▼

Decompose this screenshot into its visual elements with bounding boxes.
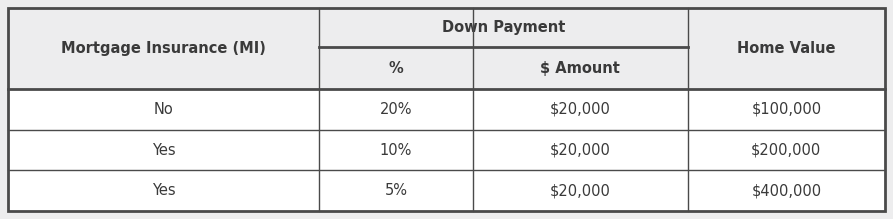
Bar [320,8,688,47]
Text: No: No [154,102,173,117]
Bar [688,130,885,170]
Bar [8,130,320,170]
Bar [320,47,472,89]
Text: $20,000: $20,000 [550,143,611,158]
Bar [688,170,885,211]
Bar [320,89,472,130]
Text: $100,000: $100,000 [751,102,822,117]
Text: $20,000: $20,000 [550,183,611,198]
Bar [472,89,688,130]
Bar [8,170,320,211]
Bar [8,8,885,89]
Bar [8,89,320,130]
Text: Home Value: Home Value [737,41,836,56]
Text: 5%: 5% [385,183,407,198]
Bar [472,130,688,170]
Text: $200,000: $200,000 [751,143,822,158]
Text: $ Amount: $ Amount [540,61,620,76]
Text: Yes: Yes [152,143,176,158]
Text: %: % [388,61,404,76]
Bar [688,89,885,130]
Text: Yes: Yes [152,183,176,198]
Text: 20%: 20% [380,102,413,117]
Bar [320,170,472,211]
Bar [472,47,688,89]
Text: $400,000: $400,000 [751,183,822,198]
Bar [688,8,885,89]
Bar [8,89,885,211]
Text: Mortgage Insurance (MI): Mortgage Insurance (MI) [62,41,266,56]
Bar [8,8,320,89]
Text: $20,000: $20,000 [550,102,611,117]
Bar [472,170,688,211]
Text: 10%: 10% [380,143,413,158]
Bar [320,130,472,170]
Text: Down Payment: Down Payment [442,20,565,35]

▲

Copy every line above word for word, leaving out the picture.

Decompose this screenshot into its visual elements with bounding boxes.
Bar [320,8,688,47]
Text: No: No [154,102,173,117]
Bar [688,130,885,170]
Bar [8,130,320,170]
Bar [320,47,472,89]
Text: $20,000: $20,000 [550,143,611,158]
Bar [688,170,885,211]
Bar [320,89,472,130]
Text: $100,000: $100,000 [751,102,822,117]
Text: $20,000: $20,000 [550,183,611,198]
Bar [472,89,688,130]
Bar [8,170,320,211]
Bar [8,8,885,89]
Bar [8,89,320,130]
Text: Home Value: Home Value [737,41,836,56]
Text: 5%: 5% [385,183,407,198]
Bar [472,130,688,170]
Text: $200,000: $200,000 [751,143,822,158]
Text: $ Amount: $ Amount [540,61,620,76]
Text: Yes: Yes [152,143,176,158]
Text: %: % [388,61,404,76]
Bar [688,89,885,130]
Text: Yes: Yes [152,183,176,198]
Text: 20%: 20% [380,102,413,117]
Bar [320,170,472,211]
Bar [472,47,688,89]
Text: $400,000: $400,000 [751,183,822,198]
Bar [688,8,885,89]
Bar [8,89,885,211]
Text: Mortgage Insurance (MI): Mortgage Insurance (MI) [62,41,266,56]
Bar [8,8,320,89]
Text: $20,000: $20,000 [550,102,611,117]
Bar [472,170,688,211]
Text: 10%: 10% [380,143,413,158]
Bar [320,130,472,170]
Text: Down Payment: Down Payment [442,20,565,35]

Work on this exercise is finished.